=== Objective ===
Locate the string "工程测压" throughout the material and copy every line in which it occurs.

=== Data provided ===
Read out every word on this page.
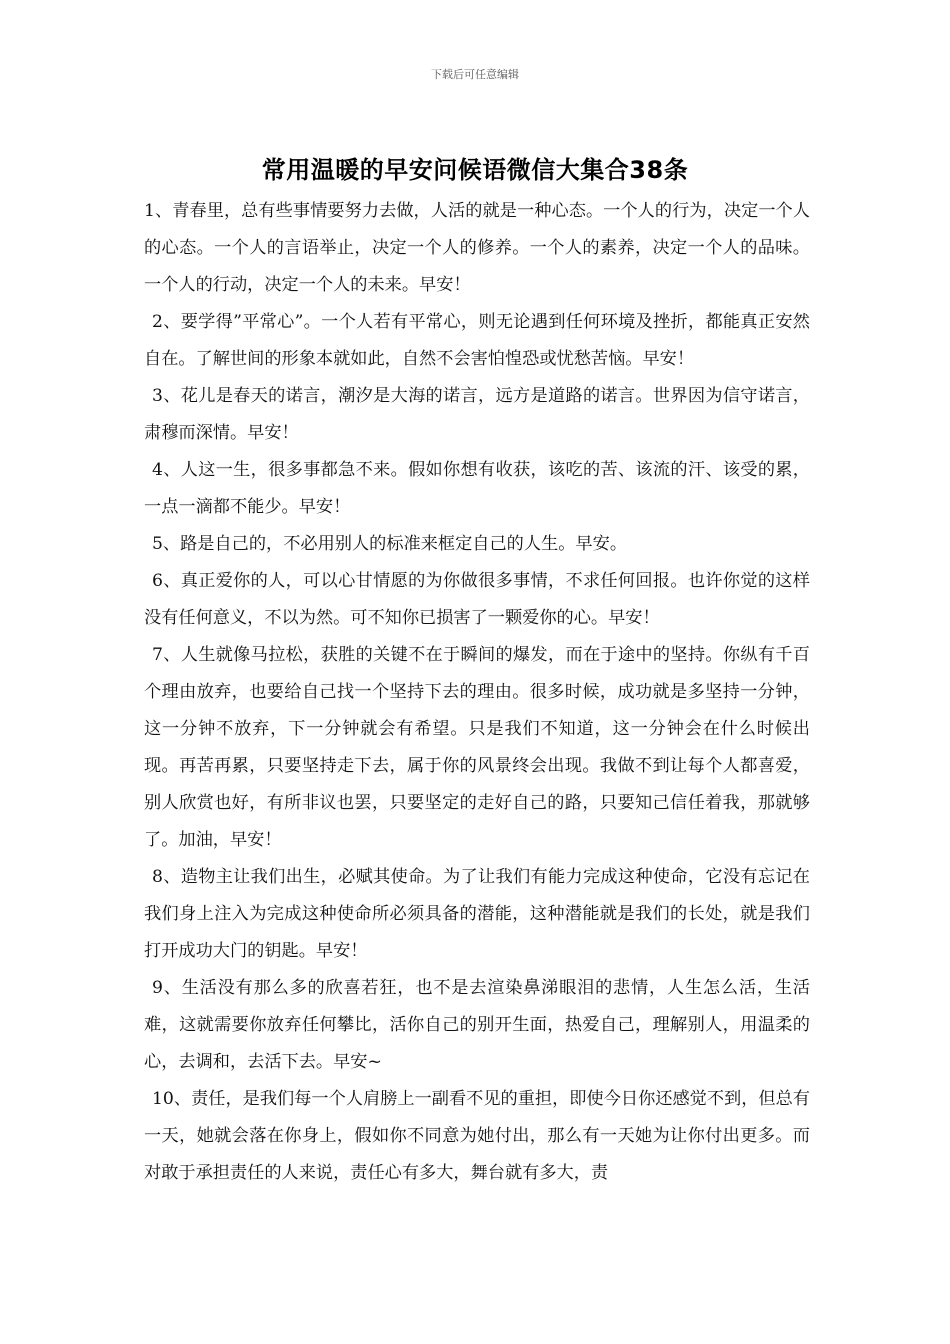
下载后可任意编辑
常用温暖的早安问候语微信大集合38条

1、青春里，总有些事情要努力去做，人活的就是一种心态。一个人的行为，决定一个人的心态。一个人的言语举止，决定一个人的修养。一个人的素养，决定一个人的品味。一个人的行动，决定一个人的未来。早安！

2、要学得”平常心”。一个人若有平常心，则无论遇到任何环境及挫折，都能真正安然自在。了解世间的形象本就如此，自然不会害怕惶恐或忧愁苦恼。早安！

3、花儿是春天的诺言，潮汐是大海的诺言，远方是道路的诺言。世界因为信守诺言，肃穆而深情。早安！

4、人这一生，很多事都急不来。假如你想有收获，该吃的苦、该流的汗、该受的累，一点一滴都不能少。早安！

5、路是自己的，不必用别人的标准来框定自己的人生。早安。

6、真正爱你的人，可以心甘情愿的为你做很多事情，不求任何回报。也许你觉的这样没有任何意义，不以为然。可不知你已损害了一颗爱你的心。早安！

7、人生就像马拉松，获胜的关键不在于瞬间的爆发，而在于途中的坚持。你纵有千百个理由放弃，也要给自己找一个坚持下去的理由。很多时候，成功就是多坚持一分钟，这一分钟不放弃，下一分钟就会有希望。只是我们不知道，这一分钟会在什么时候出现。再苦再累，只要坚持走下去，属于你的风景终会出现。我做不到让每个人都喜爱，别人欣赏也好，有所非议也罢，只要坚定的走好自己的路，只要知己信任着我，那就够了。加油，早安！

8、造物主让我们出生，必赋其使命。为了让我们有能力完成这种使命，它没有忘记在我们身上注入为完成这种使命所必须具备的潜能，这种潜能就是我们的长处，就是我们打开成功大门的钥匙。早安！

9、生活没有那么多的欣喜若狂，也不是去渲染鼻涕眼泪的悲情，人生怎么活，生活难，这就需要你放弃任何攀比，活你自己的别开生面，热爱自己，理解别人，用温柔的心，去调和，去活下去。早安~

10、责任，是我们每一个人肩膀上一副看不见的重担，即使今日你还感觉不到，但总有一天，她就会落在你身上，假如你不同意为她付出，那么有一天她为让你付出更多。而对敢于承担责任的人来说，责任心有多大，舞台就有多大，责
--
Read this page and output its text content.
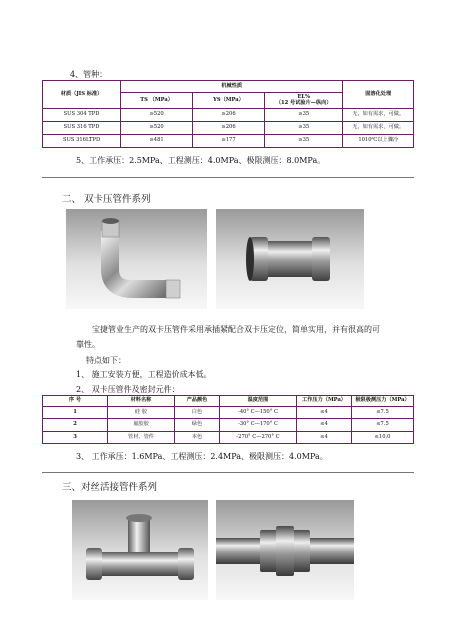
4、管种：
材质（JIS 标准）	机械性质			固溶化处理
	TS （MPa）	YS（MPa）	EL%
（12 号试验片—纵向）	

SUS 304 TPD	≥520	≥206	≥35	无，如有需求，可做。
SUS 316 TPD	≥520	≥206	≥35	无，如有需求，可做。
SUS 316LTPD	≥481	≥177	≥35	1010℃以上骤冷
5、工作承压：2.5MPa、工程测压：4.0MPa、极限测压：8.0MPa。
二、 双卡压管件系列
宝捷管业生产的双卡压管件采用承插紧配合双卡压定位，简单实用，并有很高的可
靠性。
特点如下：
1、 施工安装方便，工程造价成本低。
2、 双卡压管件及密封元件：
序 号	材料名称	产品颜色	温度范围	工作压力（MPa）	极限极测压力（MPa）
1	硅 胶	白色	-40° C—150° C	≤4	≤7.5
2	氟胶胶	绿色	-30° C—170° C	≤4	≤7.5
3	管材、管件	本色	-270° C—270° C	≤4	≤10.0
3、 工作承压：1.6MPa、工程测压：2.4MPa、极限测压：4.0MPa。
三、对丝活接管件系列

=== Answer to this problem ===
5、工作承压：2.5MPa、工程测压：4.0MPa、极限测压：8.0MPa。
3、 工作承压：1.6MPa、工程测压：2.4MPa、极限测压：4.0MPa。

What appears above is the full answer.